# Instructions to follow:
Please print the full listing exactly.

Stored data entries

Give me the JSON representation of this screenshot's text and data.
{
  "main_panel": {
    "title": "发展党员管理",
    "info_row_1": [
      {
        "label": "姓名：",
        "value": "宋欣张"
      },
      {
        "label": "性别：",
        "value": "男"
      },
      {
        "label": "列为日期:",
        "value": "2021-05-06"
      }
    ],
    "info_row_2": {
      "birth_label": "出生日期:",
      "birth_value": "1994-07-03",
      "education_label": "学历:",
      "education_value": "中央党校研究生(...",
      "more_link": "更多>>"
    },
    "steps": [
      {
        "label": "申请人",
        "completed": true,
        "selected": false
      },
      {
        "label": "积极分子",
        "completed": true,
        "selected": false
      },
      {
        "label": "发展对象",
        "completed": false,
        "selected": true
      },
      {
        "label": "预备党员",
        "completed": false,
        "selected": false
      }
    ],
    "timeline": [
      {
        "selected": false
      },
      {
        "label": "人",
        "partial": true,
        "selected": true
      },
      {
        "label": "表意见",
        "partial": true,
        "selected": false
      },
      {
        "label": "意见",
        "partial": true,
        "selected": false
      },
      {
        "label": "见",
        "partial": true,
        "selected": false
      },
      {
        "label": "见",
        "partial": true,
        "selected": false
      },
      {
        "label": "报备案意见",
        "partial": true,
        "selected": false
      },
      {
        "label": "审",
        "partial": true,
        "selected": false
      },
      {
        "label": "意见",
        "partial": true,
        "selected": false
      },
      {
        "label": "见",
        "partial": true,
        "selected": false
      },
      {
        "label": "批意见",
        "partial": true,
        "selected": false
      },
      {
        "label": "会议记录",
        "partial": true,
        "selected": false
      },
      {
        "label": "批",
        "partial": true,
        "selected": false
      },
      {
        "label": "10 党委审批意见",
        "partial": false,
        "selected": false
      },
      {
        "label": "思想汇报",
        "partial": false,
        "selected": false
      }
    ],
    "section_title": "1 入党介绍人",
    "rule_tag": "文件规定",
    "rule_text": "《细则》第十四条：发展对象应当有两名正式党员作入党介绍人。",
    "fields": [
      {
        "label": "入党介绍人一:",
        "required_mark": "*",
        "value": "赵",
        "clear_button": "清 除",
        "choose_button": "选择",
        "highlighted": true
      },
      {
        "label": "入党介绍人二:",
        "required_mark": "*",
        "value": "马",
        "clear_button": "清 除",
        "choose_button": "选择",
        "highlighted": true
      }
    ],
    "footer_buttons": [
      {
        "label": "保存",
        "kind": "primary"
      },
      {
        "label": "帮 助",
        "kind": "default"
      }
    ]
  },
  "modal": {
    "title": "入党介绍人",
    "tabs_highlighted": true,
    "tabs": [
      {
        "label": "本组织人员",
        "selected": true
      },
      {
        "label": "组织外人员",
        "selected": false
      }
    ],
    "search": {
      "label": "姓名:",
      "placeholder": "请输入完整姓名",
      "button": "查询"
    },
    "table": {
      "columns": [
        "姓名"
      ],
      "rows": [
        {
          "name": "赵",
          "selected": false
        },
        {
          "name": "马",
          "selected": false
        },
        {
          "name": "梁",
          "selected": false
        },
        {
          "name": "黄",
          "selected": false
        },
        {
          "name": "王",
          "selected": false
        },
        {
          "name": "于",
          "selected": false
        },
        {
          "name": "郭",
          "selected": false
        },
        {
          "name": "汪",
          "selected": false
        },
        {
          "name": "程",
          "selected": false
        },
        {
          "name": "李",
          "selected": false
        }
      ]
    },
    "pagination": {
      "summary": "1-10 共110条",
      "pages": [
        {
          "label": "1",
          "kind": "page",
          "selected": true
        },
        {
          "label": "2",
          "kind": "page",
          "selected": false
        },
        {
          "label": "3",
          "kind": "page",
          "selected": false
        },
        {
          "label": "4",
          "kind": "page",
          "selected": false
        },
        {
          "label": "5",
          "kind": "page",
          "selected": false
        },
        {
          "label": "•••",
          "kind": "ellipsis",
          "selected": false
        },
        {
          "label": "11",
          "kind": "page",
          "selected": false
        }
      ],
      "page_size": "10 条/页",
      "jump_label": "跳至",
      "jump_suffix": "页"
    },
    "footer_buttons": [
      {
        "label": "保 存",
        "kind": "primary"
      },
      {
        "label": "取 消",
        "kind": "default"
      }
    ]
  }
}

# Task answer:
Give me the JSON representation of this screenshot's text and data.
{
  "main_panel": {
    "title": "发展党员管理",
    "info_row_1": [
      {
        "label": "姓名：",
        "value": "宋欣张"
      },
      {
        "label": "性别：",
        "value": "男"
      },
      {
        "label": "列为日期:",
        "value": "2021-05-06"
      }
    ],
    "info_row_2": {
      "birth_label": "出生日期:",
      "birth_value": "1994-07-03",
      "education_label": "学历:",
      "education_value": "中央党校研究生(...",
      "more_link": "更多>>"
    },
    "steps": [
      {
        "label": "申请人",
        "completed": true,
        "selected": false
      },
      {
        "label": "积极分子",
        "completed": true,
        "selected": false
      },
      {
        "label": "发展对象",
        "completed": false,
        "selected": true
      },
      {
        "label": "预备党员",
        "completed": false,
        "selected": false
      }
    ],
    "timeline": [
      {
        "selected": false
      },
      {
        "label": "人",
        "partial": true,
        "selected": true
      },
      {
        "label": "表意见",
        "partial": true,
        "selected": false
      },
      {
        "label": "意见",
        "partial": true,
        "selected": false
      },
      {
        "label": "见",
        "partial": true,
        "selected": false
      },
      {
        "label": "见",
        "partial": true,
        "selected": false
      },
      {
        "label": "报备案意见",
        "partial": true,
        "selected": false
      },
      {
        "label": "审",
        "partial": true,
        "selected": false
      },
      {
        "label": "意见",
        "partial": true,
        "selected": false
      },
      {
        "label": "见",
        "partial": true,
        "selected": false
      },
      {
        "label": "批意见",
        "partial": true,
        "selected": false
      },
      {
        "label": "会议记录",
        "partial": true,
        "selected": false
      },
      {
        "label": "批",
        "partial": true,
        "selected": false
      },
      {
        "label": "10 党委审批意见",
        "partial": false,
        "selected": false
      },
      {
        "label": "思想汇报",
        "partial": false,
        "selected": false
      }
    ],
    "section_title": "1 入党介绍人",
    "rule_tag": "文件规定",
    "rule_text": "《细则》第十四条：发展对象应当有两名正式党员作入党介绍人。",
    "fields": [
      {
        "label": "入党介绍人一:",
        "required_mark": "*",
        "value": "赵",
        "clear_button": "清 除",
        "choose_button": "选择",
        "highlighted": true
      },
      {
        "label": "入党介绍人二:",
        "required_mark": "*",
        "value": "马",
        "clear_button": "清 除",
        "choose_button": "选择",
        "highlighted": true
      }
    ],
    "footer_buttons": [
      {
        "label": "保存",
        "kind": "primary"
      },
      {
        "label": "帮 助",
        "kind": "default"
      }
    ]
  },
  "modal": {
    "title": "入党介绍人",
    "tabs_highlighted": true,
    "tabs": [
      {
        "label": "本组织人员",
        "selected": true
      },
      {
        "label": "组织外人员",
        "selected": false
      }
    ],
    "search": {
      "label": "姓名:",
      "placeholder": "请输入完整姓名",
      "button": "查询"
    },
    "table": {
      "columns": [
        "姓名"
      ],
      "rows": [
        {
          "name": "赵",
          "selected": false
        },
        {
          "name": "马",
          "selected": false
        },
        {
          "name": "梁",
          "selected": false
        },
        {
          "name": "黄",
          "selected": false
        },
        {
          "name": "王",
          "selected": false
        },
        {
          "name": "于",
          "selected": false
        },
        {
          "name": "郭",
          "selected": false
        },
        {
          "name": "汪",
          "selected": false
        },
        {
          "name": "程",
          "selected": false
        },
        {
          "name": "李",
          "selected": false
        }
      ]
    },
    "pagination": {
      "summary": "1-10 共110条",
      "pages": [
        {
          "label": "1",
          "kind": "page",
          "selected": true
        },
        {
          "label": "2",
          "kind": "page",
          "selected": false
        },
        {
          "label": "3",
          "kind": "page",
          "selected": false
        },
        {
          "label": "4",
          "kind": "page",
          "selected": false
        },
        {
          "label": "5",
          "kind": "page",
          "selected": false
        },
        {
          "label": "•••",
          "kind": "ellipsis",
          "selected": false
        },
        {
          "label": "11",
          "kind": "page",
          "selected": false
        }
      ],
      "page_size": "10 条/页",
      "jump_label": "跳至",
      "jump_suffix": "页"
    },
    "footer_buttons": [
      {
        "label": "保 存",
        "kind": "primary"
      },
      {
        "label": "取 消",
        "kind": "default"
      }
    ]
  }
}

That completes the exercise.